Estratto del documento
Sulla sopravvivenza globale, dati non ancora disponibili al momento di questa analisi, si è osservata una tendenza favorevole nella popolazione complessiva, inclusi i sottogruppi dMmr/Msi-H e Mmrp/Mss. Il profilo di sicurezza e tollerabilità si è dimostrato in linea con gli studi clinici con regimi simili. Gli eventi avversi più comuni emersi dal trattamento sono stati nausea, alopecia, affaticamento, neuropatia periferica, anemia, artralgia, costipazione e diarrea.
“I pazienti con carcinoma endometriale primario avanzato o ricorrente hanno opzioni di trattamento limitate – afferma Hesham Abdullah, senior vice president, Global head of Oncology development, Gsk – I risultati a lungo termine rimangono insufficienti e sono necessarie nuove opzioni terapeutiche per migliorare l’attuale standard di cura. Sulla base di questi risultati positivi dello studio Ruby di fase 3 – aggiunge – Gsk intende chiedere l’approvazione dalle autorità regolatorie di una nuova indicazione per dostarlimab nel trattamento della malattia primaria avanzata o recidivante del tumore endometriale”. La richiesta è prevista nella prima metà del 2023. I risultati completi della sperimentazione saranno pubblicati e presentati nel corso di un prossimo convegno scientifico.
Lo studio Ruby fa parte di una collaborazione internazionale tra la rete europea di sperimentazione ginecologica oncologica (Engot), una rete di ricerca della Società europea di oncologia ginecologica (Esgo) composta da 22 gruppi di sperimentazione di 31 paesi europei, e la Fondazione Gog, organizzazione senza scopo di lucro dedicata alla trasformazione dello standard di cura in oncologia ginecologica. Sul fronte della mielofibrosi l’azienda informa, in una nota, l’Agenzia europea per i medicinali (EMA) ha accettato la domanda di approvazione di momelotinib, un potenziale nuovo trattamento orale per la mielofibrosi. Attualmente il farmaco non è approvato in nessun mercato e si candida ed essere l’unico farmaco contro le manifestazioni chiave della mielofibrosi, tra cui anemia e splenomegalia. Momelotinib ha un meccanismo d’azione differenziato, con capacità inibitoria lungo tre vie di segnalazione chiave della crescita tumorale: Janus chinasi (Jak) 1 e Jak2 e recettore dell’attivina A di tipo I (Acvr1), che potrebbe rispondere alle esigenze dei pazienti affetti da mielofibrosi con anemia.

Dati mostrati
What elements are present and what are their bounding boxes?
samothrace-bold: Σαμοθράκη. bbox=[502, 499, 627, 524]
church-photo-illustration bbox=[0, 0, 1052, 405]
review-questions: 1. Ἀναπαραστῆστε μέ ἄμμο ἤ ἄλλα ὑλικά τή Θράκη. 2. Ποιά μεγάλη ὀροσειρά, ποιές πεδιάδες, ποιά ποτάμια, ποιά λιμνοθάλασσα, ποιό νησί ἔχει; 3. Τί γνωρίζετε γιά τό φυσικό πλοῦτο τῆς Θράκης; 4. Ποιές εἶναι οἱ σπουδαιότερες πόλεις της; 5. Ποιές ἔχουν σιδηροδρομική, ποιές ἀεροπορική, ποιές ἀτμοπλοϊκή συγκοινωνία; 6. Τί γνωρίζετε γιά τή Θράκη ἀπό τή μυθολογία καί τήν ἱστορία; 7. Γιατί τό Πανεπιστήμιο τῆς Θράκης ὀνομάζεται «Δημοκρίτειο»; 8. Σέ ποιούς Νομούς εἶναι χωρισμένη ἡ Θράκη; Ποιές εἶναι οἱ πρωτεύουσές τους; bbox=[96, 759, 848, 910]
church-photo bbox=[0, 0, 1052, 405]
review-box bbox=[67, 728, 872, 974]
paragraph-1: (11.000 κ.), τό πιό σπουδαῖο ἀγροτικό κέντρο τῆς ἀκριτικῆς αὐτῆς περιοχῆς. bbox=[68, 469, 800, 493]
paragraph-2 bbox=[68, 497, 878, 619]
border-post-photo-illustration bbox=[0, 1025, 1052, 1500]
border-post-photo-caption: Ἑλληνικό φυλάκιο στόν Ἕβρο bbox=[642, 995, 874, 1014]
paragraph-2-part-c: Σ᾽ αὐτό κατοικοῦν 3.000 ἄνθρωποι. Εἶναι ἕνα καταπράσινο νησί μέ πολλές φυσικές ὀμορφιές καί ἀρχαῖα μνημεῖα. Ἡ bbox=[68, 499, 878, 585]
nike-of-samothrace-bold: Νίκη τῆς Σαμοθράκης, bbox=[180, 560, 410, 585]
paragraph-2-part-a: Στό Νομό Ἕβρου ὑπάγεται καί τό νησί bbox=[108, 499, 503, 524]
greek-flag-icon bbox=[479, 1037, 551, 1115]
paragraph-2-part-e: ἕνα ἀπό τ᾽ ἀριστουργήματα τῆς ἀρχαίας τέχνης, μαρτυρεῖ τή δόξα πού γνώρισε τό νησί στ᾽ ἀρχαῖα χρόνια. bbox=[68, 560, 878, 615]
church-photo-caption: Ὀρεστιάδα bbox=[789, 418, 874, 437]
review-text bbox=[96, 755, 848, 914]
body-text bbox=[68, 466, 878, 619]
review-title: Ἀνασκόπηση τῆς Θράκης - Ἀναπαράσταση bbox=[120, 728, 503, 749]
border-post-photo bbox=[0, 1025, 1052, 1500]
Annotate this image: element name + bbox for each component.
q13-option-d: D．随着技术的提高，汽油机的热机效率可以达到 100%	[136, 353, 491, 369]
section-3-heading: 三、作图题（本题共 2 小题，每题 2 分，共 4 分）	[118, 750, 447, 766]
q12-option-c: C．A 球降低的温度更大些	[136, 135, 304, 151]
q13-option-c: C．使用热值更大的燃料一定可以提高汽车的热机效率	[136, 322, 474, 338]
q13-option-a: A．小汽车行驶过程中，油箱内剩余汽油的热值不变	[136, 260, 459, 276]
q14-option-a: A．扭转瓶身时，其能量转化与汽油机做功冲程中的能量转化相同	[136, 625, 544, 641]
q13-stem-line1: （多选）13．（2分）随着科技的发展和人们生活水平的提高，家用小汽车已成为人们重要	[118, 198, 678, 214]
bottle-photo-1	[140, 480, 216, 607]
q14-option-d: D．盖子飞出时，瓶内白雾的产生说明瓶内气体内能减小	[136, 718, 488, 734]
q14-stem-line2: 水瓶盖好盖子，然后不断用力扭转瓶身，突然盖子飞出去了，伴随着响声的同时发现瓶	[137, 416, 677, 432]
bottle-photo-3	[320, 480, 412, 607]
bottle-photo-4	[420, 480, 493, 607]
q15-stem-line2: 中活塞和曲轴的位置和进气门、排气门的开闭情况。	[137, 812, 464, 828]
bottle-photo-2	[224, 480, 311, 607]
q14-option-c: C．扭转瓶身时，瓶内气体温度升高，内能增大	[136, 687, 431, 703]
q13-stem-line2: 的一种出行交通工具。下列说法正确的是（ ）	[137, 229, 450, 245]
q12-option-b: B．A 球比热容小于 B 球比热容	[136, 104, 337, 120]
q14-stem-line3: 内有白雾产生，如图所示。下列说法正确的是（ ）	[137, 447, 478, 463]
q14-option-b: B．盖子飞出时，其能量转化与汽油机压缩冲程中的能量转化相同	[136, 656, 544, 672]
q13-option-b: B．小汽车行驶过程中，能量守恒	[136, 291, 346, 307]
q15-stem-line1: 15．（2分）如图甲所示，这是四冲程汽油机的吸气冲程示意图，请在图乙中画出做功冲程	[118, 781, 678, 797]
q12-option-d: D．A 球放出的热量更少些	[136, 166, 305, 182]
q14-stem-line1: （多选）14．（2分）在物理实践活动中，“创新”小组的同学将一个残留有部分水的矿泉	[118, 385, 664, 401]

Consegna
Secondo l'estratto del documento, in quale periodo è prevista la richiesta di approvazione della nuova indicazione per dostarlimab?

Risposta
Nella prima metà del 2023.